[PROVIDED ENTRIES start]

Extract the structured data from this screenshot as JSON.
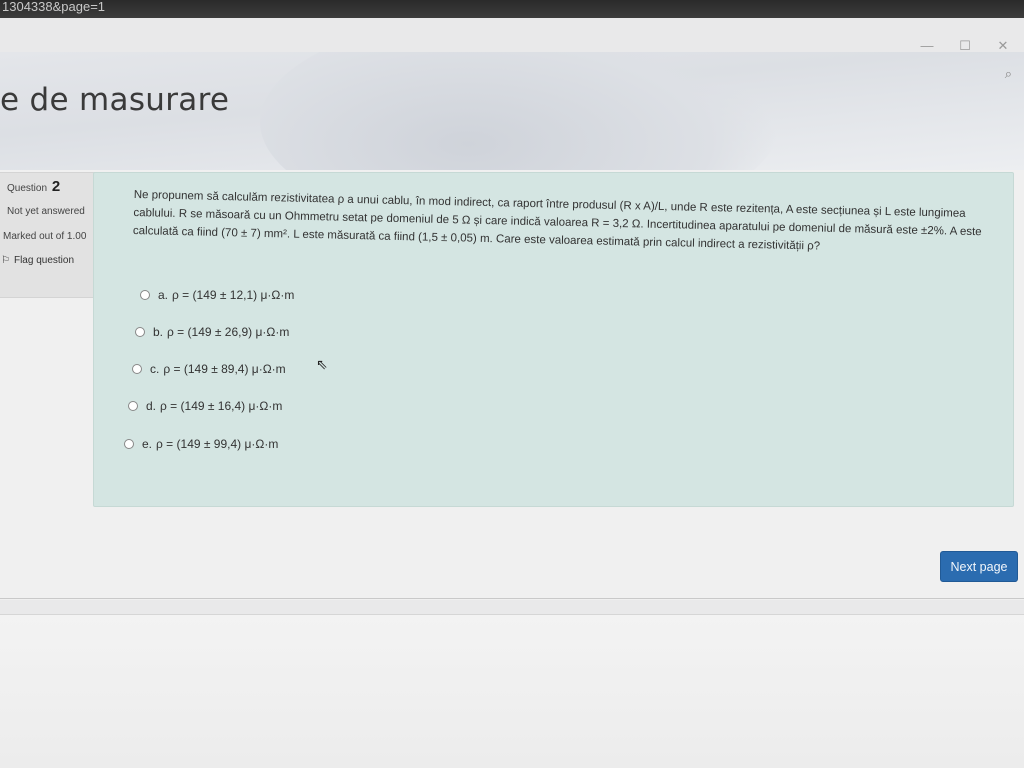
{
  "browser": {
    "url_fragment": "1304338&page=1"
  },
  "header": {
    "title": "e de masurare"
  },
  "question_info": {
    "question_prefix": "Question",
    "question_number": "2",
    "state": "Not yet answered",
    "marked_out_of": "Marked out of 1.00",
    "flag_label": "Flag question"
  },
  "question": {
    "text": "Ne propunem să calculăm rezistivitatea ρ a unui cablu, în mod indirect, ca raport între produsul (R x A)/L, unde R este rezitența, A este secțiunea și L este lungimea cablului. R se măsoară cu un Ohmmetru setat pe domeniul de 5 Ω și care indică valoarea R = 3,2 Ω. Incertitudinea aparatului pe domeniul de măsură este ±2%. A este calculată ca fiind (70 ± 7) mm². L este măsurată ca fiind (1,5 ± 0,05) m. Care este valoarea estimată prin calcul indirect a rezistivității ρ?",
    "answers": [
      {
        "letter": "a.",
        "text": "ρ = (149 ± 12,1) μ·Ω·m"
      },
      {
        "letter": "b.",
        "text": "ρ = (149 ± 26,9) μ·Ω·m"
      },
      {
        "letter": "c.",
        "text": "ρ = (149 ± 89,4) μ·Ω·m"
      },
      {
        "letter": "d.",
        "text": "ρ = (149 ± 16,4) μ·Ω·m"
      },
      {
        "letter": "e.",
        "text": "ρ = (149 ± 99,4) μ·Ω·m"
      }
    ]
  },
  "nav": {
    "next_label": "Next page"
  },
  "icons": {
    "minimize": "minimize-icon",
    "maximize": "maximize-icon",
    "close": "close-icon",
    "search": "search-icon",
    "flag": "flag-icon",
    "cursor": "cursor-icon"
  },
  "colors": {
    "question_bg": "#d4e5e2",
    "next_button": "#2b6cb0"
  }
}
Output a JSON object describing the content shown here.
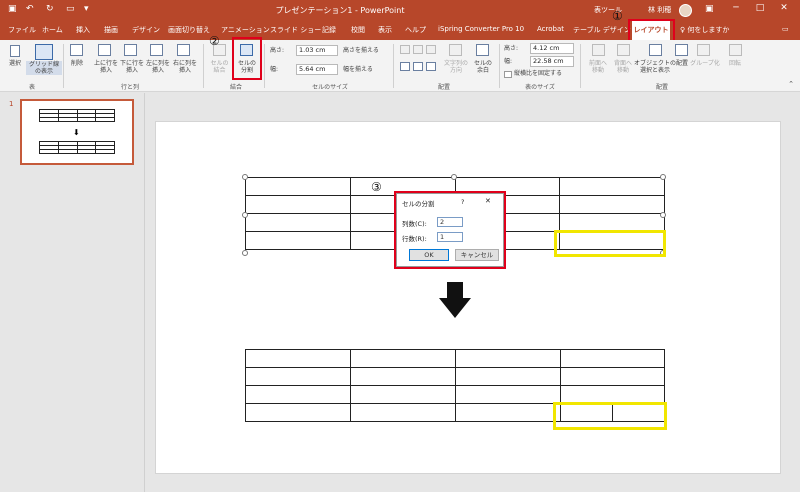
{
  "window": {
    "title": "プレゼンテーション1  -  PowerPoint",
    "table_tools": "表ツール",
    "user": "林 利穂",
    "minimize": "─",
    "restore": "□",
    "close": "✕"
  },
  "tabs": [
    "ファイル",
    "ホーム",
    "挿入",
    "描画",
    "デザイン",
    "画面切り替え",
    "アニメーション",
    "スライド ショー",
    "記録",
    "校閲",
    "表示",
    "ヘルプ",
    "iSpring Converter Pro 10",
    "Acrobat",
    "テーブル デザイン"
  ],
  "active_tab": "レイアウト",
  "tell_me": "何をしますか",
  "ribbon": {
    "select": "選択",
    "gridlines": "グリッド線\nの表示",
    "group_table": "表",
    "delete": "削除",
    "insert_above": "上に行を\n挿入",
    "insert_below": "下に行を\n挿入",
    "insert_left": "左に列を\n挿入",
    "insert_right": "右に列を\n挿入",
    "group_rowscols": "行と列",
    "merge_cells": "セルの\n結合",
    "split_cells": "セルの\n分割",
    "group_merge": "結合",
    "height_label": "高さ:",
    "height_value": "1.03 cm",
    "width_label": "幅:",
    "width_value": "5.64 cm",
    "distribute_rows": "高さを揃える",
    "distribute_cols": "幅を揃える",
    "group_cellsize": "セルのサイズ",
    "text_direction": "文字列の\n方向",
    "cell_margins": "セルの\n余白",
    "group_alignment": "配置",
    "table_height_label": "高さ:",
    "table_height_value": "4.12 cm",
    "table_width_label": "幅:",
    "table_width_value": "22.58 cm",
    "lock_aspect": "縦横比を固定する",
    "group_tablesize": "表のサイズ",
    "bring_forward": "前面へ\n移動",
    "send_backward": "背面へ\n移動",
    "selection_pane": "オブジェクトの\n選択と表示",
    "align": "配置",
    "group": "グループ化",
    "rotate": "回転",
    "group_arrange": "配置"
  },
  "slide_number": "1",
  "dialog": {
    "title": "セルの分割",
    "help": "?",
    "close": "✕",
    "cols_label": "列数(C):",
    "cols_value": "2",
    "rows_label": "行数(R):",
    "rows_value": "1",
    "ok": "OK",
    "cancel": "キャンセル"
  },
  "callouts": {
    "step1": "①",
    "step2": "②",
    "step3": "③"
  },
  "colors": {
    "accent": "#b7472a",
    "highlight_red": "#e0001b",
    "highlight_yellow": "#f1e600"
  }
}
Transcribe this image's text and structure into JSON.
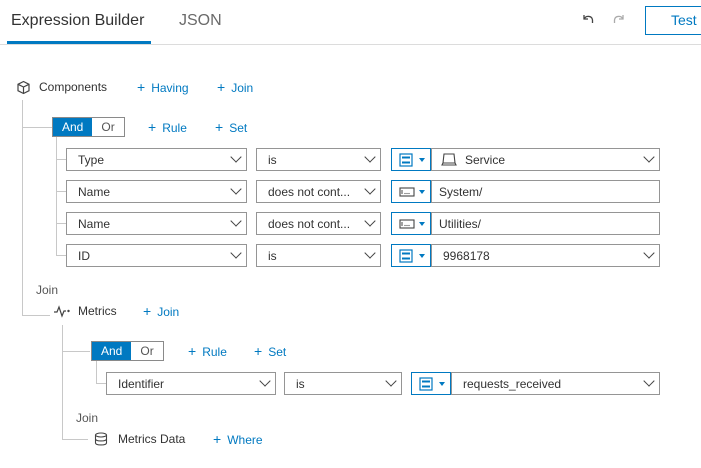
{
  "tabs": [
    {
      "label": "Expression Builder",
      "active": true
    },
    {
      "label": "JSON",
      "active": false
    }
  ],
  "header": {
    "undo_icon": "undo-icon",
    "redo_icon": "redo-icon",
    "test_label": "Test"
  },
  "colors": {
    "accent": "#0079c1",
    "line": "#c8c8c8",
    "border": "#959595"
  },
  "components": {
    "label": "Components",
    "icon": "cube-icon",
    "having_label": "Having",
    "join_label": "Join",
    "group": {
      "and_label": "And",
      "or_label": "Or",
      "active": "And",
      "rule_label": "Rule",
      "set_label": "Set"
    },
    "rules": [
      {
        "field": "Type",
        "operator": "is",
        "mode_icon": "list-icon",
        "value": "Service",
        "value_icon": "service-icon",
        "value_type": "select"
      },
      {
        "field": "Name",
        "operator": "does not cont...",
        "mode_icon": "text-input-icon",
        "value": "System/",
        "value_type": "text"
      },
      {
        "field": "Name",
        "operator": "does not cont...",
        "mode_icon": "text-input-icon",
        "value": "Utilities/",
        "value_type": "text"
      },
      {
        "field": "ID",
        "operator": "is",
        "mode_icon": "list-icon",
        "value": "9968178",
        "value_type": "select"
      }
    ]
  },
  "join1": {
    "label": "Join"
  },
  "metrics": {
    "label": "Metrics",
    "icon": "metrics-icon",
    "join_label": "Join",
    "group": {
      "and_label": "And",
      "or_label": "Or",
      "active": "And",
      "rule_label": "Rule",
      "set_label": "Set"
    },
    "rules": [
      {
        "field": "Identifier",
        "operator": "is",
        "mode_icon": "list-icon",
        "value": "requests_received",
        "value_type": "select"
      }
    ]
  },
  "join2": {
    "label": "Join"
  },
  "metrics_data": {
    "label": "Metrics Data",
    "icon": "database-icon",
    "where_label": "Where"
  }
}
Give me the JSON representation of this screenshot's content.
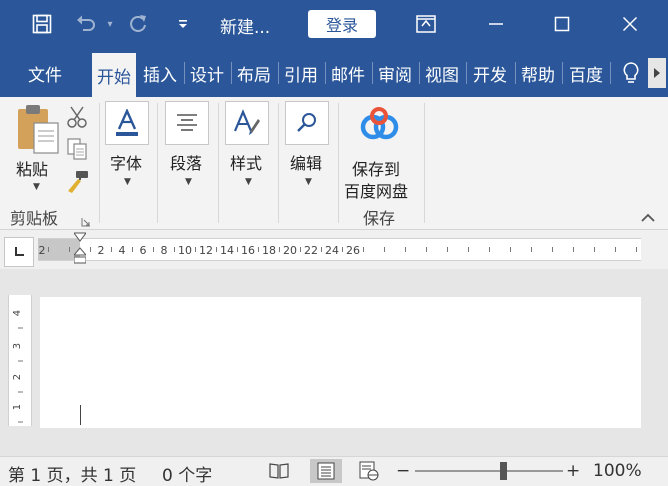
{
  "titlebar": {
    "doc_title": "新建...",
    "login_label": "登录",
    "qat_dropdown_glyph": "▾",
    "background": "#2b579a"
  },
  "tabs": [
    {
      "label": "文件"
    },
    {
      "label": "开始"
    },
    {
      "label": "插入"
    },
    {
      "label": "设计"
    },
    {
      "label": "布局"
    },
    {
      "label": "引用"
    },
    {
      "label": "邮件"
    },
    {
      "label": "审阅"
    },
    {
      "label": "视图"
    },
    {
      "label": "开发"
    },
    {
      "label": "帮助"
    },
    {
      "label": "百度"
    }
  ],
  "ribbon": {
    "clipboard": {
      "paste_label": "粘贴",
      "group_label": "剪贴板"
    },
    "font": {
      "label": "字体"
    },
    "paragraph": {
      "label": "段落"
    },
    "styles": {
      "label": "样式"
    },
    "editing": {
      "label": "编辑"
    },
    "baidu": {
      "line1": "保存到",
      "line2": "百度网盘",
      "group_label": "保存"
    }
  },
  "ruler": {
    "labels": [
      "2",
      "2",
      "4",
      "6",
      "8",
      "10",
      "12",
      "14",
      "16",
      "18",
      "20",
      "22",
      "24",
      "26"
    ],
    "vertical_labels": [
      "4",
      "3",
      "2",
      "1"
    ]
  },
  "statusbar": {
    "page_info": "第 1 页，共 1 页",
    "word_count": "0 个字",
    "zoom_minus": "−",
    "zoom_plus": "+",
    "zoom_level": "100%",
    "zoom_fraction": 0.6
  },
  "colors": {
    "accent": "#2b579a",
    "baidu_blue": "#2e8de8",
    "baidu_red": "#e8533a"
  }
}
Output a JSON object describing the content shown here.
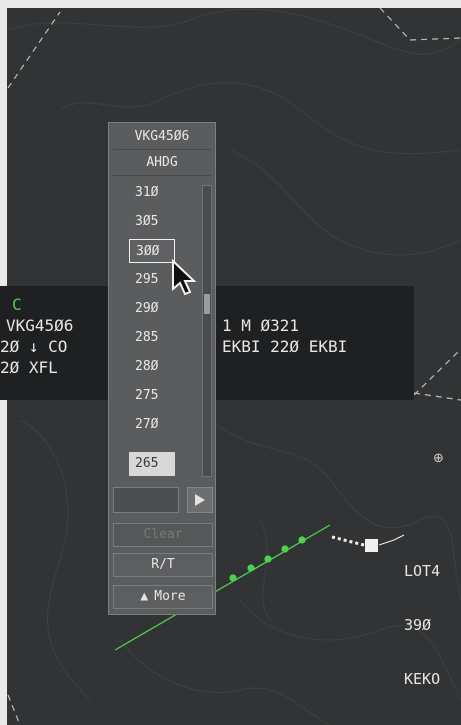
{
  "flight_label": {
    "tag": "C",
    "row1_left": "VKG45Ø6",
    "row1_right": "1 M Ø321",
    "row2_left": "2Ø ↓ CO",
    "row2_right": "EKBI 22Ø EKBI",
    "row3_left": "2Ø XFL"
  },
  "right_label": {
    "line1": "LOT4",
    "line2": "39Ø",
    "line3": "KEKO"
  },
  "menu": {
    "callsign": "VKG45Ø6",
    "mode": "AHDG",
    "levels": [
      "31Ø",
      "3Ø5",
      "3ØØ",
      "295",
      "29Ø",
      "285",
      "28Ø",
      "275",
      "27Ø",
      "265"
    ],
    "hover_level": "3ØØ",
    "selected_level": "265",
    "input_value": "",
    "clear_label": "Clear",
    "rt_label": "R/T",
    "more_label": "More"
  },
  "colors": {
    "background": "#323334",
    "label_background": "#1f2021",
    "green": "#4fcf4f"
  }
}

[PROVIDED ENTRIES end]

## [WHAT THIS TASK INVOLVES]
From the material given, work out how many lines hold the string "letter"; state that number and nothing further.

## [FINAL ANSWER]
5